• Data listing
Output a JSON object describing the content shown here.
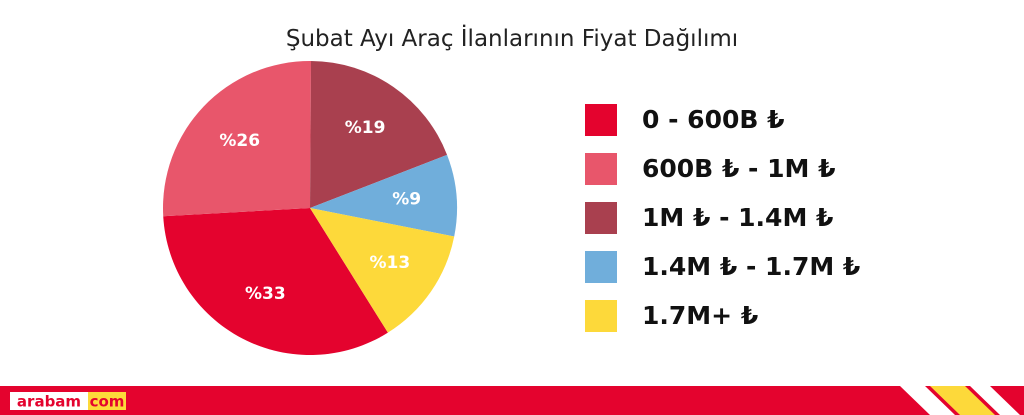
{
  "chart_data": {
    "type": "pie",
    "title": "Şubat Ayı Araç İlanlarının Fiyat Dağılımı",
    "categories": [
      "0 - 600B ₺",
      "600B ₺ - 1M ₺",
      "1M ₺ - 1.4M ₺",
      "1.4M ₺ - 1.7M ₺",
      "1.7M+ ₺"
    ],
    "values": [
      33,
      26,
      19,
      9,
      13
    ],
    "value_labels": [
      "%33",
      "%26",
      "%19",
      "%9",
      "%13"
    ],
    "colors": [
      "#e4032e",
      "#e8566b",
      "#a9404f",
      "#70aedb",
      "#fdd93a"
    ],
    "legend": "right"
  },
  "footer": {
    "brand": "arabam",
    "tld": "com"
  }
}
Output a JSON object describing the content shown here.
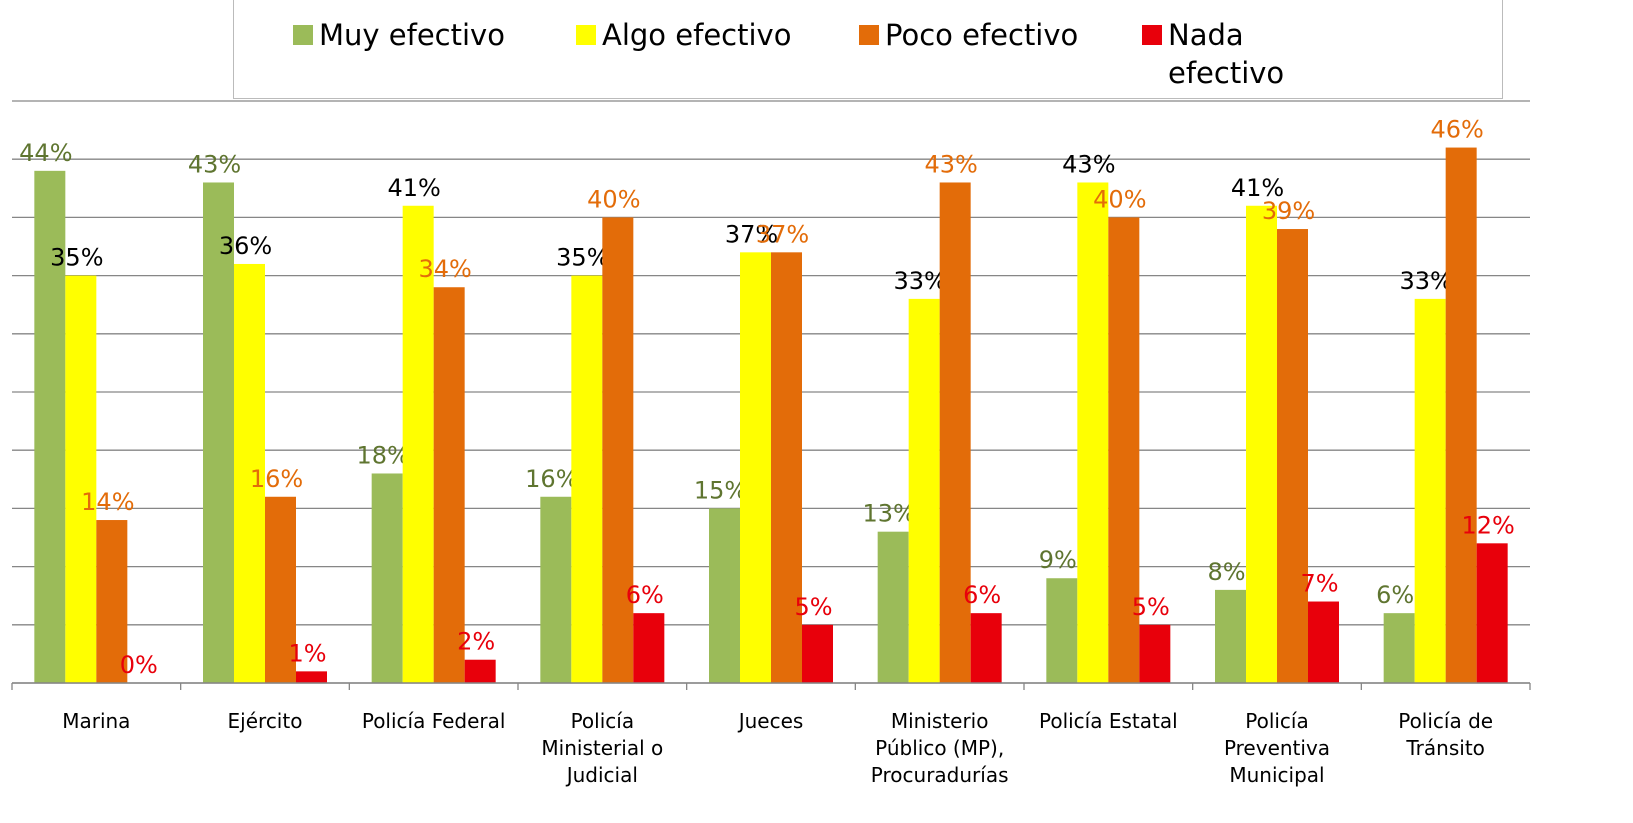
{
  "chart_data": {
    "type": "bar",
    "categories": [
      "Marina",
      "Ejército",
      "Policía Federal",
      "Policía Ministerial o Judicial",
      "Jueces",
      "Ministerio Público (MP), Procuradurías",
      "Policía Estatal",
      "Policía Preventiva Municipal",
      "Policía de Tránsito"
    ],
    "series": [
      {
        "name": "Muy efectivo",
        "color": "#9bbb59",
        "label_color": "#5f7530",
        "values": [
          44,
          43,
          18,
          16,
          15,
          13,
          9,
          8,
          6
        ],
        "value_labels": [
          "44%",
          "43%",
          "18%",
          "16%",
          "15%",
          "13%",
          "9%",
          "8%",
          "6%"
        ]
      },
      {
        "name": "Algo efectivo",
        "color": "#ffff00",
        "label_color": "#000000",
        "values": [
          35,
          36,
          41,
          35,
          37,
          33,
          43,
          41,
          33
        ],
        "value_labels": [
          "35%",
          "36%",
          "41%",
          "35%",
          "37%",
          "33%",
          "43%",
          "41%",
          "33%"
        ]
      },
      {
        "name": "Poco efectivo",
        "color": "#e36c09",
        "label_color": "#e36c09",
        "values": [
          14,
          16,
          34,
          40,
          37,
          43,
          40,
          39,
          46
        ],
        "value_labels": [
          "14%",
          "16%",
          "34%",
          "40%",
          "37%",
          "43%",
          "40%",
          "39%",
          "46%"
        ]
      },
      {
        "name": "Nada efectivo",
        "color": "#e8000b",
        "label_color": "#e8000b",
        "values": [
          0,
          1,
          2,
          6,
          5,
          6,
          5,
          7,
          12
        ],
        "value_labels": [
          "0%",
          "1%",
          "2%",
          "6%",
          "5%",
          "6%",
          "5%",
          "7%",
          "12%"
        ]
      }
    ],
    "ylim": [
      0,
      50
    ],
    "yticks": [
      0,
      5,
      10,
      15,
      20,
      25,
      30,
      35,
      40,
      45,
      50
    ],
    "grid": true
  }
}
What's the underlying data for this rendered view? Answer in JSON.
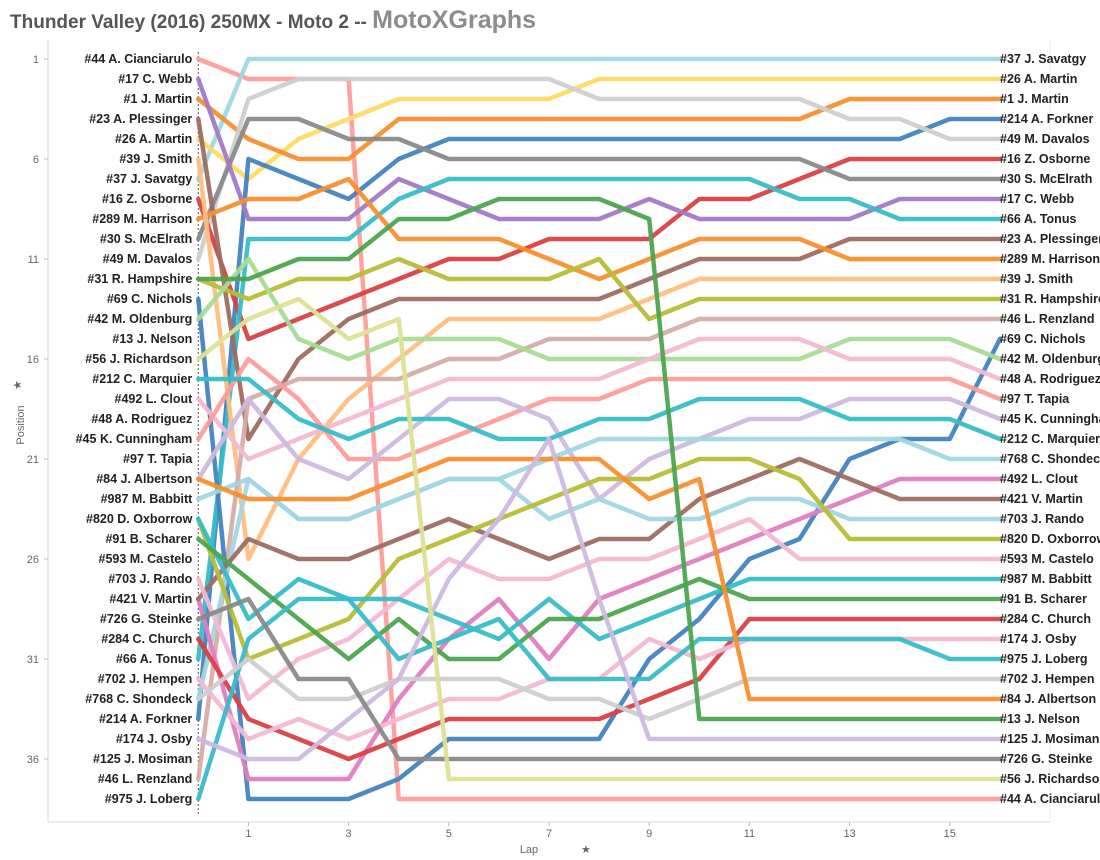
{
  "header": {
    "title": "Thunder Valley (2016) 250MX - Moto 2 --",
    "brand": "MotoXGraphs"
  },
  "colors": {
    "background": "#ffffff",
    "grid": "#ececec",
    "tick_text": "#666666",
    "label_text": "#222222"
  },
  "chart_data": {
    "type": "line",
    "xlabel": "Lap",
    "ylabel": "Position",
    "xlim": [
      -3,
      17
    ],
    "ylim": [
      1,
      38
    ],
    "y_inverted": true,
    "x_ticks": [
      1,
      3,
      5,
      7,
      9,
      11,
      13,
      15
    ],
    "y_ticks": [
      1,
      6,
      11,
      16,
      21,
      26,
      31,
      36
    ],
    "grid": false,
    "x": [
      0,
      1,
      2,
      3,
      4,
      5,
      6,
      7,
      8,
      9,
      10,
      11,
      12,
      13,
      14,
      15,
      16
    ],
    "series": [
      {
        "name": "#44 A. Cianciarulo",
        "color": "#ff9d9a",
        "values": [
          1,
          2,
          2,
          2,
          38,
          38,
          38,
          38,
          38,
          38,
          38,
          38,
          38,
          38,
          38,
          38,
          38
        ]
      },
      {
        "name": "#37 J. Savatgy",
        "color": "#a0d7e3",
        "values": [
          7,
          1,
          1,
          1,
          1,
          1,
          1,
          1,
          1,
          1,
          1,
          1,
          1,
          1,
          1,
          1,
          1
        ]
      },
      {
        "name": "#26 A. Martin",
        "color": "#ffdb62",
        "values": [
          5,
          7,
          5,
          4,
          3,
          3,
          3,
          3,
          2,
          2,
          2,
          2,
          2,
          2,
          2,
          2,
          2
        ]
      },
      {
        "name": "#1 J. Martin",
        "color": "#f88f2d",
        "values": [
          3,
          5,
          6,
          6,
          4,
          4,
          4,
          4,
          4,
          4,
          4,
          4,
          4,
          3,
          3,
          3,
          3
        ]
      },
      {
        "name": "#214 A. Forkner",
        "color": "#4383c0",
        "values": [
          34,
          6,
          7,
          8,
          6,
          5,
          5,
          5,
          5,
          5,
          5,
          5,
          5,
          5,
          5,
          4,
          4
        ]
      },
      {
        "name": "#49 M. Davalos",
        "color": "#cfcfcf",
        "values": [
          11,
          3,
          2,
          2,
          2,
          2,
          2,
          2,
          3,
          3,
          3,
          3,
          3,
          4,
          4,
          5,
          5
        ]
      },
      {
        "name": "#16 Z. Osborne",
        "color": "#da4043",
        "values": [
          8,
          15,
          14,
          13,
          12,
          11,
          11,
          10,
          10,
          10,
          8,
          8,
          7,
          6,
          6,
          6,
          6
        ]
      },
      {
        "name": "#30 S. McElrath",
        "color": "#8a8a8a",
        "values": [
          10,
          4,
          4,
          5,
          5,
          6,
          6,
          6,
          6,
          6,
          6,
          6,
          6,
          7,
          7,
          7,
          7
        ]
      },
      {
        "name": "#17 C. Webb",
        "color": "#a379c6",
        "values": [
          2,
          9,
          9,
          9,
          7,
          8,
          9,
          9,
          9,
          8,
          9,
          9,
          9,
          9,
          8,
          8,
          8
        ]
      },
      {
        "name": "#66 A. Tonus",
        "color": "#37bdc8",
        "values": [
          31,
          10,
          10,
          10,
          8,
          7,
          7,
          7,
          7,
          7,
          7,
          7,
          8,
          8,
          9,
          9,
          9
        ]
      },
      {
        "name": "#23 A. Plessinger",
        "color": "#9f6b62",
        "values": [
          4,
          20,
          16,
          14,
          13,
          13,
          13,
          13,
          13,
          12,
          11,
          11,
          11,
          10,
          10,
          10,
          10
        ]
      },
      {
        "name": "#289 M. Harrison",
        "color": "#f88f2d",
        "values": [
          9,
          8,
          8,
          7,
          10,
          10,
          10,
          11,
          12,
          11,
          10,
          10,
          10,
          11,
          11,
          11,
          11
        ]
      },
      {
        "name": "#39 J. Smith",
        "color": "#ffbe7e",
        "values": [
          6,
          26,
          21,
          18,
          16,
          14,
          14,
          14,
          14,
          13,
          12,
          12,
          12,
          12,
          12,
          12,
          12
        ]
      },
      {
        "name": "#31 R. Hampshire",
        "color": "#b8bd37",
        "values": [
          12,
          13,
          12,
          12,
          11,
          12,
          12,
          12,
          11,
          14,
          13,
          13,
          13,
          13,
          13,
          13,
          13
        ]
      },
      {
        "name": "#46 L. Renzland",
        "color": "#d5ada6",
        "values": [
          37,
          18,
          17,
          17,
          17,
          16,
          16,
          15,
          15,
          15,
          14,
          14,
          14,
          14,
          14,
          14,
          14
        ]
      },
      {
        "name": "#69 C. Nichols",
        "color": "#4383c0",
        "values": [
          13,
          38,
          38,
          38,
          37,
          35,
          35,
          35,
          35,
          31,
          29,
          26,
          25,
          21,
          20,
          20,
          15
        ]
      },
      {
        "name": "#42 M. Oldenburg",
        "color": "#a6dc92",
        "values": [
          14,
          11,
          15,
          16,
          15,
          15,
          15,
          16,
          16,
          16,
          16,
          16,
          16,
          15,
          15,
          15,
          16
        ]
      },
      {
        "name": "#48 A. Rodriguez",
        "color": "#f7b8d3",
        "values": [
          18,
          21,
          20,
          19,
          18,
          17,
          17,
          17,
          17,
          16,
          15,
          15,
          15,
          16,
          16,
          16,
          17
        ]
      },
      {
        "name": "#97 T. Tapia",
        "color": "#ff9d9a",
        "values": [
          20,
          16,
          18,
          21,
          21,
          20,
          19,
          18,
          18,
          17,
          17,
          17,
          17,
          17,
          17,
          17,
          18
        ]
      },
      {
        "name": "#45 K. Cunningham",
        "color": "#cfb8e0",
        "values": [
          22,
          18,
          21,
          22,
          20,
          18,
          18,
          19,
          23,
          21,
          20,
          19,
          19,
          18,
          18,
          18,
          19
        ]
      },
      {
        "name": "#212 C. Marquier",
        "color": "#37bdc8",
        "values": [
          17,
          17,
          19,
          20,
          19,
          19,
          20,
          20,
          19,
          19,
          18,
          18,
          18,
          19,
          19,
          19,
          20
        ]
      },
      {
        "name": "#768 C. Shondeck",
        "color": "#a0d7e3",
        "values": [
          33,
          22,
          24,
          24,
          23,
          22,
          22,
          21,
          20,
          20,
          20,
          20,
          20,
          20,
          20,
          21,
          21
        ]
      },
      {
        "name": "#492 L. Clout",
        "color": "#e17dc2",
        "values": [
          28,
          37,
          37,
          37,
          33,
          30,
          28,
          31,
          28,
          27,
          26,
          25,
          24,
          23,
          22,
          22,
          22
        ]
      },
      {
        "name": "#421 V. Martin",
        "color": "#9f6b62",
        "values": [
          28,
          25,
          26,
          26,
          25,
          24,
          25,
          26,
          25,
          25,
          23,
          22,
          21,
          22,
          23,
          23,
          23
        ]
      },
      {
        "name": "#703 J. Rando",
        "color": "#a0d7e3",
        "values": [
          23,
          22,
          24,
          24,
          23,
          22,
          22,
          24,
          23,
          24,
          24,
          23,
          23,
          24,
          24,
          24,
          24
        ]
      },
      {
        "name": "#820 D. Oxborrow",
        "color": "#b8bd37",
        "values": [
          24,
          31,
          30,
          29,
          26,
          25,
          24,
          23,
          22,
          22,
          21,
          21,
          22,
          25,
          25,
          25,
          25
        ]
      },
      {
        "name": "#593 M. Castelo",
        "color": "#f7b8d3",
        "values": [
          27,
          33,
          31,
          30,
          28,
          26,
          27,
          27,
          26,
          26,
          25,
          24,
          26,
          26,
          26,
          26,
          26
        ]
      },
      {
        "name": "#987 M. Babbitt",
        "color": "#37bdc8",
        "values": [
          24,
          29,
          27,
          28,
          28,
          29,
          30,
          28,
          30,
          29,
          28,
          27,
          27,
          27,
          27,
          27,
          27
        ]
      },
      {
        "name": "#91 B. Scharer",
        "color": "#4ca54f",
        "values": [
          25,
          27,
          29,
          31,
          29,
          31,
          31,
          29,
          29,
          28,
          27,
          28,
          28,
          28,
          28,
          28,
          28
        ]
      },
      {
        "name": "#284 C. Church",
        "color": "#da4043",
        "values": [
          30,
          34,
          35,
          36,
          35,
          34,
          34,
          34,
          34,
          33,
          32,
          29,
          29,
          29,
          29,
          29,
          29
        ]
      },
      {
        "name": "#174 J. Osby",
        "color": "#f7b8d3",
        "values": [
          32,
          35,
          34,
          35,
          34,
          33,
          33,
          32,
          32,
          30,
          31,
          30,
          30,
          30,
          30,
          30,
          30
        ]
      },
      {
        "name": "#975 J. Loberg",
        "color": "#37bdc8",
        "values": [
          38,
          30,
          28,
          28,
          31,
          30,
          29,
          32,
          32,
          32,
          30,
          30,
          30,
          30,
          30,
          31,
          31
        ]
      },
      {
        "name": "#702 J. Hempen",
        "color": "#cfcfcf",
        "values": [
          33,
          31,
          33,
          33,
          32,
          32,
          32,
          33,
          33,
          34,
          33,
          32,
          32,
          32,
          32,
          32,
          32
        ]
      },
      {
        "name": "#84 J. Albertson",
        "color": "#f88f2d",
        "values": [
          22,
          23,
          23,
          23,
          22,
          21,
          21,
          21,
          21,
          23,
          22,
          33,
          33,
          33,
          33,
          33,
          33
        ]
      },
      {
        "name": "#13 J. Nelson",
        "color": "#4ca54f",
        "values": [
          12,
          12,
          11,
          11,
          9,
          9,
          8,
          8,
          8,
          9,
          34,
          34,
          34,
          34,
          34,
          34,
          34
        ]
      },
      {
        "name": "#125 J. Mosiman",
        "color": "#cfb8e0",
        "values": [
          35,
          36,
          36,
          34,
          32,
          27,
          24,
          20,
          28,
          35,
          35,
          35,
          35,
          35,
          35,
          35,
          35
        ]
      },
      {
        "name": "#726 G. Steinke",
        "color": "#8a8a8a",
        "values": [
          29,
          28,
          32,
          32,
          36,
          36,
          36,
          36,
          36,
          36,
          36,
          36,
          36,
          36,
          36,
          36,
          36
        ]
      },
      {
        "name": "#56 J. Richardson",
        "color": "#dde193",
        "values": [
          16,
          14,
          13,
          15,
          14,
          37,
          37,
          37,
          37,
          37,
          37,
          37,
          37,
          37,
          37,
          37,
          37
        ]
      }
    ]
  }
}
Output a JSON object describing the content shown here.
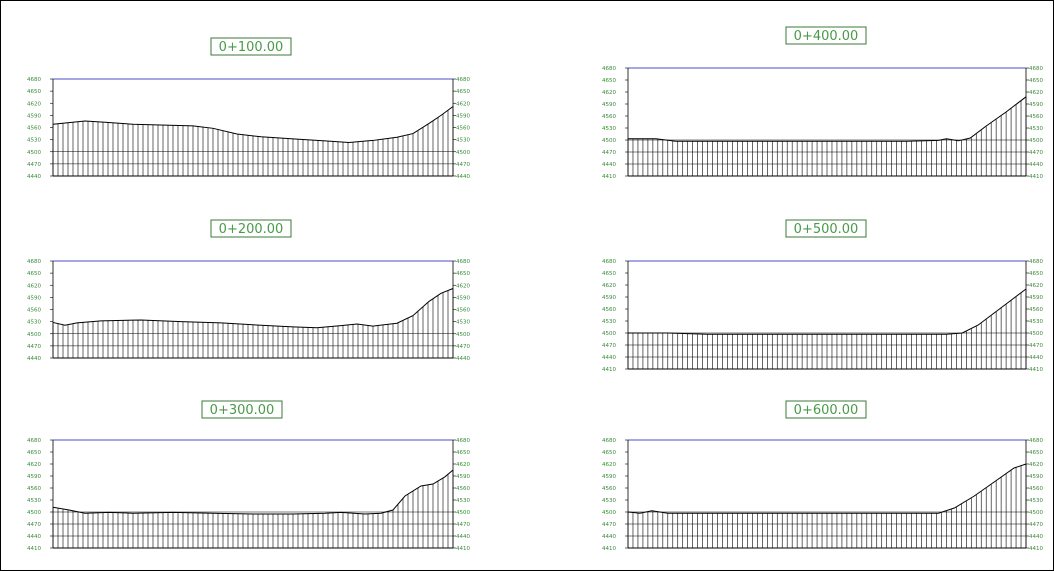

• What to do
Each line with the string "efectivo" in it needs to be found and copied.

• Output for this task
        "name": "Muy efectivo",
        "name": "Algo efectivo",
        "name": "Poco efectivo",
        "name": "Nada efectivo",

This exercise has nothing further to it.